**Exercise instructions:**
Copy out all the entries exactly.
>>>
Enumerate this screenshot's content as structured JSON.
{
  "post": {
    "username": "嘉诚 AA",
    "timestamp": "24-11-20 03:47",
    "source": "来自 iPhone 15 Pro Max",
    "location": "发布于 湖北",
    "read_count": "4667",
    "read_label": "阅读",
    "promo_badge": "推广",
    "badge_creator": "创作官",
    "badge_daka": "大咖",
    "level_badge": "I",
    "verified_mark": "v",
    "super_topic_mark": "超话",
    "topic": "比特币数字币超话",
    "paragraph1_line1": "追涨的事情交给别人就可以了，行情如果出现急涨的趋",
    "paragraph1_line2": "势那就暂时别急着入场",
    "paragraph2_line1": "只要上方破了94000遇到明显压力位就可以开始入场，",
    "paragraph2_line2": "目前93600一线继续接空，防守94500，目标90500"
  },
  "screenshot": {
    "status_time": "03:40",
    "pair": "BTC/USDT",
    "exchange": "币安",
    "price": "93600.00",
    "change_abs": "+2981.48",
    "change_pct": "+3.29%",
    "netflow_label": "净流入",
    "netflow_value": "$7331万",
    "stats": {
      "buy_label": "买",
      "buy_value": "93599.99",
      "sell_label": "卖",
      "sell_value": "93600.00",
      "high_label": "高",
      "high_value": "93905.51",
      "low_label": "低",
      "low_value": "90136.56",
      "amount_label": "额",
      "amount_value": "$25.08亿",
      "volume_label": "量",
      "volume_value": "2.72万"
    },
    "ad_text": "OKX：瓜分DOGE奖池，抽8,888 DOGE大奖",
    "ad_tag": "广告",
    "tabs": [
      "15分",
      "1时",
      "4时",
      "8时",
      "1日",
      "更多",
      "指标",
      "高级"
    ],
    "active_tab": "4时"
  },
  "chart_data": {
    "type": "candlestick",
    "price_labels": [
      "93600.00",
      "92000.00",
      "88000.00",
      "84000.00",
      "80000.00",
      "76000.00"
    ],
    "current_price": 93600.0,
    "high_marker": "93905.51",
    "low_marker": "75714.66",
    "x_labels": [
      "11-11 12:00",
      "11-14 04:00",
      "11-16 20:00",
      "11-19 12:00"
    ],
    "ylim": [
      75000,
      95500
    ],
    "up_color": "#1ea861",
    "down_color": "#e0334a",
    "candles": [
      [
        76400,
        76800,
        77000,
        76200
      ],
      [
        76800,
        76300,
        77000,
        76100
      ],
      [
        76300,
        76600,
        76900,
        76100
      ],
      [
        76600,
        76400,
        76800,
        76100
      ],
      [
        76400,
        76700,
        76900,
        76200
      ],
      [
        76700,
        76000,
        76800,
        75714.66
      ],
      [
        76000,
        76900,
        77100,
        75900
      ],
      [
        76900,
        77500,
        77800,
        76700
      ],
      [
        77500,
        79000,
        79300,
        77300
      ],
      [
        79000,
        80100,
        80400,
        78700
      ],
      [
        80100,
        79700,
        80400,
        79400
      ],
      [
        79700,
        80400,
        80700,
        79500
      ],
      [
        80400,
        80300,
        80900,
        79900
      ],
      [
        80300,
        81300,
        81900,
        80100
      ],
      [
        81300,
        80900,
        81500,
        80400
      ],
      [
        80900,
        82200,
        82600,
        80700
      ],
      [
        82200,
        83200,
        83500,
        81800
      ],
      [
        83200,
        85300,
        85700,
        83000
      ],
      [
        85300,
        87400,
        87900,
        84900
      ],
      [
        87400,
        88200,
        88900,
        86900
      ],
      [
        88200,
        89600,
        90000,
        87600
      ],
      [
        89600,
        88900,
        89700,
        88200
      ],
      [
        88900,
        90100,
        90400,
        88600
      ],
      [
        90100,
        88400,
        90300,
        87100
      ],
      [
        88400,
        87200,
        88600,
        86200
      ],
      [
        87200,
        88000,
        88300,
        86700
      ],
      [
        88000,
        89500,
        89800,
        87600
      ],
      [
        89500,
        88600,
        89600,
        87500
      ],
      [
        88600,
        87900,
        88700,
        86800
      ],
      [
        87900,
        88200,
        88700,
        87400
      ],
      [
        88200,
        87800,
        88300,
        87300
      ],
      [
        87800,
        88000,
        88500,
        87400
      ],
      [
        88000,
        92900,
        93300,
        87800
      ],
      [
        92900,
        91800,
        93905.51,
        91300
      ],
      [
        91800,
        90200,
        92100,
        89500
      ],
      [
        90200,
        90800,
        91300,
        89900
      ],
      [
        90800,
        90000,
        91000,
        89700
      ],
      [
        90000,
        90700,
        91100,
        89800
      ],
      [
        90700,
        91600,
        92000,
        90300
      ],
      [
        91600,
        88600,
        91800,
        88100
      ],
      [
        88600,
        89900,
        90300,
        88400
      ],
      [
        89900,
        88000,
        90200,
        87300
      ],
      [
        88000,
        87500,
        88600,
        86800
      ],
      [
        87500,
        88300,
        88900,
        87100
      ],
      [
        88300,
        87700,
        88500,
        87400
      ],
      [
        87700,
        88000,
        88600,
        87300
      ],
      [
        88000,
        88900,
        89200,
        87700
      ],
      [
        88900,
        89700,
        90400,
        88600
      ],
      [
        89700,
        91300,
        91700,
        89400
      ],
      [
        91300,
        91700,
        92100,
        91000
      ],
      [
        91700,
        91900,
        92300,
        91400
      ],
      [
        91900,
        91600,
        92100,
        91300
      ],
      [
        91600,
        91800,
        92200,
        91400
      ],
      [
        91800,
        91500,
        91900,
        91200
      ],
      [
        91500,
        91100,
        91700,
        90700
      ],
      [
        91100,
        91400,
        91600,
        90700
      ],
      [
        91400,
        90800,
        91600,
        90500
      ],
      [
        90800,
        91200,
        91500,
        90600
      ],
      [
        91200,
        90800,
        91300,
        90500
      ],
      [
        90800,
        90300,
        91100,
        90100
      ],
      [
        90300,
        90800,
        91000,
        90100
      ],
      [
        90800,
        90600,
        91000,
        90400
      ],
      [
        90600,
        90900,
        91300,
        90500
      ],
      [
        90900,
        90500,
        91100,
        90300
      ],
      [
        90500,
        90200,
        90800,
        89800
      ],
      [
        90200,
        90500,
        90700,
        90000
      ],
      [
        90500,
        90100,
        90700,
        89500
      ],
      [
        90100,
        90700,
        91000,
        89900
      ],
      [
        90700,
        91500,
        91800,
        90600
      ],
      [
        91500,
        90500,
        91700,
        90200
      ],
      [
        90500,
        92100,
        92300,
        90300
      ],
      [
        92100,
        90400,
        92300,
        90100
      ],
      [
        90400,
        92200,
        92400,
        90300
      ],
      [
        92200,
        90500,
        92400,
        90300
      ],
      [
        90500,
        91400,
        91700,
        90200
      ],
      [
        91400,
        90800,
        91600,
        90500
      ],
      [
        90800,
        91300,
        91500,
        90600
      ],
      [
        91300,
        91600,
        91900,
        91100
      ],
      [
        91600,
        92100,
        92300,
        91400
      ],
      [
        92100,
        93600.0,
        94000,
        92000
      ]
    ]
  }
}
<<<
**Right answer:**
Enumerate this screenshot's content as structured JSON.
{
  "post": {
    "username": "嘉诚 AA",
    "timestamp": "24-11-20 03:47",
    "source": "来自 iPhone 15 Pro Max",
    "location": "发布于 湖北",
    "read_count": "4667",
    "read_label": "阅读",
    "promo_badge": "推广",
    "badge_creator": "创作官",
    "badge_daka": "大咖",
    "level_badge": "I",
    "verified_mark": "v",
    "super_topic_mark": "超话",
    "topic": "比特币数字币超话",
    "paragraph1_line1": "追涨的事情交给别人就可以了，行情如果出现急涨的趋",
    "paragraph1_line2": "势那就暂时别急着入场",
    "paragraph2_line1": "只要上方破了94000遇到明显压力位就可以开始入场，",
    "paragraph2_line2": "目前93600一线继续接空，防守94500，目标90500"
  },
  "screenshot": {
    "status_time": "03:40",
    "pair": "BTC/USDT",
    "exchange": "币安",
    "price": "93600.00",
    "change_abs": "+2981.48",
    "change_pct": "+3.29%",
    "netflow_label": "净流入",
    "netflow_value": "$7331万",
    "stats": {
      "buy_label": "买",
      "buy_value": "93599.99",
      "sell_label": "卖",
      "sell_value": "93600.00",
      "high_label": "高",
      "high_value": "93905.51",
      "low_label": "低",
      "low_value": "90136.56",
      "amount_label": "额",
      "amount_value": "$25.08亿",
      "volume_label": "量",
      "volume_value": "2.72万"
    },
    "ad_text": "OKX：瓜分DOGE奖池，抽8,888 DOGE大奖",
    "ad_tag": "广告",
    "tabs": [
      "15分",
      "1时",
      "4时",
      "8时",
      "1日",
      "更多",
      "指标",
      "高级"
    ],
    "active_tab": "4时"
  },
  "chart_data": {
    "type": "candlestick",
    "price_labels": [
      "93600.00",
      "92000.00",
      "88000.00",
      "84000.00",
      "80000.00",
      "76000.00"
    ],
    "current_price": 93600.0,
    "high_marker": "93905.51",
    "low_marker": "75714.66",
    "x_labels": [
      "11-11 12:00",
      "11-14 04:00",
      "11-16 20:00",
      "11-19 12:00"
    ],
    "ylim": [
      75000,
      95500
    ],
    "up_color": "#1ea861",
    "down_color": "#e0334a",
    "candles": [
      [
        76400,
        76800,
        77000,
        76200
      ],
      [
        76800,
        76300,
        77000,
        76100
      ],
      [
        76300,
        76600,
        76900,
        76100
      ],
      [
        76600,
        76400,
        76800,
        76100
      ],
      [
        76400,
        76700,
        76900,
        76200
      ],
      [
        76700,
        76000,
        76800,
        75714.66
      ],
      [
        76000,
        76900,
        77100,
        75900
      ],
      [
        76900,
        77500,
        77800,
        76700
      ],
      [
        77500,
        79000,
        79300,
        77300
      ],
      [
        79000,
        80100,
        80400,
        78700
      ],
      [
        80100,
        79700,
        80400,
        79400
      ],
      [
        79700,
        80400,
        80700,
        79500
      ],
      [
        80400,
        80300,
        80900,
        79900
      ],
      [
        80300,
        81300,
        81900,
        80100
      ],
      [
        81300,
        80900,
        81500,
        80400
      ],
      [
        80900,
        82200,
        82600,
        80700
      ],
      [
        82200,
        83200,
        83500,
        81800
      ],
      [
        83200,
        85300,
        85700,
        83000
      ],
      [
        85300,
        87400,
        87900,
        84900
      ],
      [
        87400,
        88200,
        88900,
        86900
      ],
      [
        88200,
        89600,
        90000,
        87600
      ],
      [
        89600,
        88900,
        89700,
        88200
      ],
      [
        88900,
        90100,
        90400,
        88600
      ],
      [
        90100,
        88400,
        90300,
        87100
      ],
      [
        88400,
        87200,
        88600,
        86200
      ],
      [
        87200,
        88000,
        88300,
        86700
      ],
      [
        88000,
        89500,
        89800,
        87600
      ],
      [
        89500,
        88600,
        89600,
        87500
      ],
      [
        88600,
        87900,
        88700,
        86800
      ],
      [
        87900,
        88200,
        88700,
        87400
      ],
      [
        88200,
        87800,
        88300,
        87300
      ],
      [
        87800,
        88000,
        88500,
        87400
      ],
      [
        88000,
        92900,
        93300,
        87800
      ],
      [
        92900,
        91800,
        93905.51,
        91300
      ],
      [
        91800,
        90200,
        92100,
        89500
      ],
      [
        90200,
        90800,
        91300,
        89900
      ],
      [
        90800,
        90000,
        91000,
        89700
      ],
      [
        90000,
        90700,
        91100,
        89800
      ],
      [
        90700,
        91600,
        92000,
        90300
      ],
      [
        91600,
        88600,
        91800,
        88100
      ],
      [
        88600,
        89900,
        90300,
        88400
      ],
      [
        89900,
        88000,
        90200,
        87300
      ],
      [
        88000,
        87500,
        88600,
        86800
      ],
      [
        87500,
        88300,
        88900,
        87100
      ],
      [
        88300,
        87700,
        88500,
        87400
      ],
      [
        87700,
        88000,
        88600,
        87300
      ],
      [
        88000,
        88900,
        89200,
        87700
      ],
      [
        88900,
        89700,
        90400,
        88600
      ],
      [
        89700,
        91300,
        91700,
        89400
      ],
      [
        91300,
        91700,
        92100,
        91000
      ],
      [
        91700,
        91900,
        92300,
        91400
      ],
      [
        91900,
        91600,
        92100,
        91300
      ],
      [
        91600,
        91800,
        92200,
        91400
      ],
      [
        91800,
        91500,
        91900,
        91200
      ],
      [
        91500,
        91100,
        91700,
        90700
      ],
      [
        91100,
        91400,
        91600,
        90700
      ],
      [
        91400,
        90800,
        91600,
        90500
      ],
      [
        90800,
        91200,
        91500,
        90600
      ],
      [
        91200,
        90800,
        91300,
        90500
      ],
      [
        90800,
        90300,
        91100,
        90100
      ],
      [
        90300,
        90800,
        91000,
        90100
      ],
      [
        90800,
        90600,
        91000,
        90400
      ],
      [
        90600,
        90900,
        91300,
        90500
      ],
      [
        90900,
        90500,
        91100,
        90300
      ],
      [
        90500,
        90200,
        90800,
        89800
      ],
      [
        90200,
        90500,
        90700,
        90000
      ],
      [
        90500,
        90100,
        90700,
        89500
      ],
      [
        90100,
        90700,
        91000,
        89900
      ],
      [
        90700,
        91500,
        91800,
        90600
      ],
      [
        91500,
        90500,
        91700,
        90200
      ],
      [
        90500,
        92100,
        92300,
        90300
      ],
      [
        92100,
        90400,
        92300,
        90100
      ],
      [
        90400,
        92200,
        92400,
        90300
      ],
      [
        92200,
        90500,
        92400,
        90300
      ],
      [
        90500,
        91400,
        91700,
        90200
      ],
      [
        91400,
        90800,
        91600,
        90500
      ],
      [
        90800,
        91300,
        91500,
        90600
      ],
      [
        91300,
        91600,
        91900,
        91100
      ],
      [
        91600,
        92100,
        92300,
        91400
      ],
      [
        92100,
        93600.0,
        94000,
        92000
      ]
    ]
  }
}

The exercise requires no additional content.